> _Supplied information_:
'''
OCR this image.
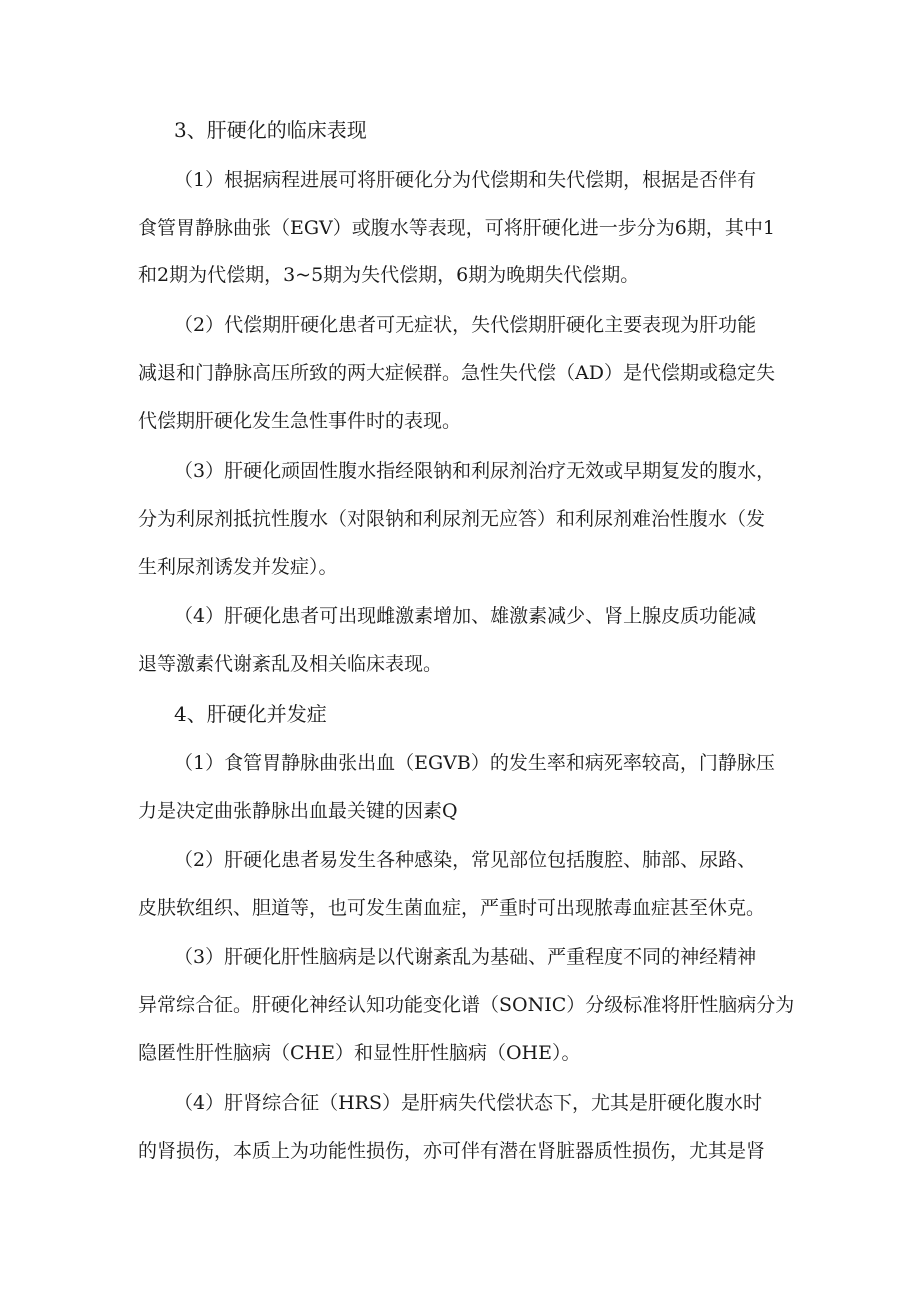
3、肝硬化的临床表现
（1）根据病程进展可将肝硬化分为代偿期和失代偿期，根据是否伴有
食管胃静脉曲张（EGV）或腹水等表现，可将肝硬化进一步分为6期，其中1
和2期为代偿期，3~5期为失代偿期，6期为晚期失代偿期。
（2）代偿期肝硬化患者可无症状，失代偿期肝硬化主要表现为肝功能
减退和门静脉高压所致的两大症候群。急性失代偿（AD）是代偿期或稳定失
代偿期肝硬化发生急性事件时的表现。
（3）肝硬化顽固性腹水指经限钠和利尿剂治疗无效或早期复发的腹水，
分为利尿剂抵抗性腹水（对限钠和利尿剂无应答）和利尿剂难治性腹水（发
生利尿剂诱发并发症）。
（4）肝硬化患者可出现雌激素增加、雄激素减少、肾上腺皮质功能减
退等激素代谢紊乱及相关临床表现。
4、肝硬化并发症
（1）食管胃静脉曲张出血（EGVB）的发生率和病死率较高，门静脉压
力是决定曲张静脉出血最关键的因素Q
（2）肝硬化患者易发生各种感染，常见部位包括腹腔、肺部、尿路、
皮肤软组织、胆道等，也可发生菌血症，严重时可出现脓毒血症甚至休克。
（3）肝硬化肝性脑病是以代谢紊乱为基础、严重程度不同的神经精神
异常综合征。肝硬化神经认知功能变化谱（SONIC）分级标准将肝性脑病分为
隐匿性肝性脑病（CHE）和显性肝性脑病（OHE）。
（4）肝肾综合征（HRS）是肝病失代偿状态下，尤其是肝硬化腹水时
的肾损伤，本质上为功能性损伤，亦可伴有潜在肾脏器质性损伤，尤其是肾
'''
> _Written problem_:
The material above holds pictures; copy everything else in it exactly.

> _Finished answer_:
OCR this image.
3、肝硬化的临床表现
（1）根据病程进展可将肝硬化分为代偿期和失代偿期，根据是否伴有
食管胃静脉曲张（EGV）或腹水等表现，可将肝硬化进一步分为6期，其中1
和2期为代偿期，3~5期为失代偿期，6期为晚期失代偿期。
（2）代偿期肝硬化患者可无症状，失代偿期肝硬化主要表现为肝功能
减退和门静脉高压所致的两大症候群。急性失代偿（AD）是代偿期或稳定失
代偿期肝硬化发生急性事件时的表现。
（3）肝硬化顽固性腹水指经限钠和利尿剂治疗无效或早期复发的腹水，
分为利尿剂抵抗性腹水（对限钠和利尿剂无应答）和利尿剂难治性腹水（发
生利尿剂诱发并发症）。
（4）肝硬化患者可出现雌激素增加、雄激素减少、肾上腺皮质功能减
退等激素代谢紊乱及相关临床表现。
4、肝硬化并发症
（1）食管胃静脉曲张出血（EGVB）的发生率和病死率较高，门静脉压
力是决定曲张静脉出血最关键的因素Q
（2）肝硬化患者易发生各种感染，常见部位包括腹腔、肺部、尿路、
皮肤软组织、胆道等，也可发生菌血症，严重时可出现脓毒血症甚至休克。
（3）肝硬化肝性脑病是以代谢紊乱为基础、严重程度不同的神经精神
异常综合征。肝硬化神经认知功能变化谱（SONIC）分级标准将肝性脑病分为
隐匿性肝性脑病（CHE）和显性肝性脑病（OHE）。
（4）肝肾综合征（HRS）是肝病失代偿状态下，尤其是肝硬化腹水时
的肾损伤，本质上为功能性损伤，亦可伴有潜在肾脏器质性损伤，尤其是肾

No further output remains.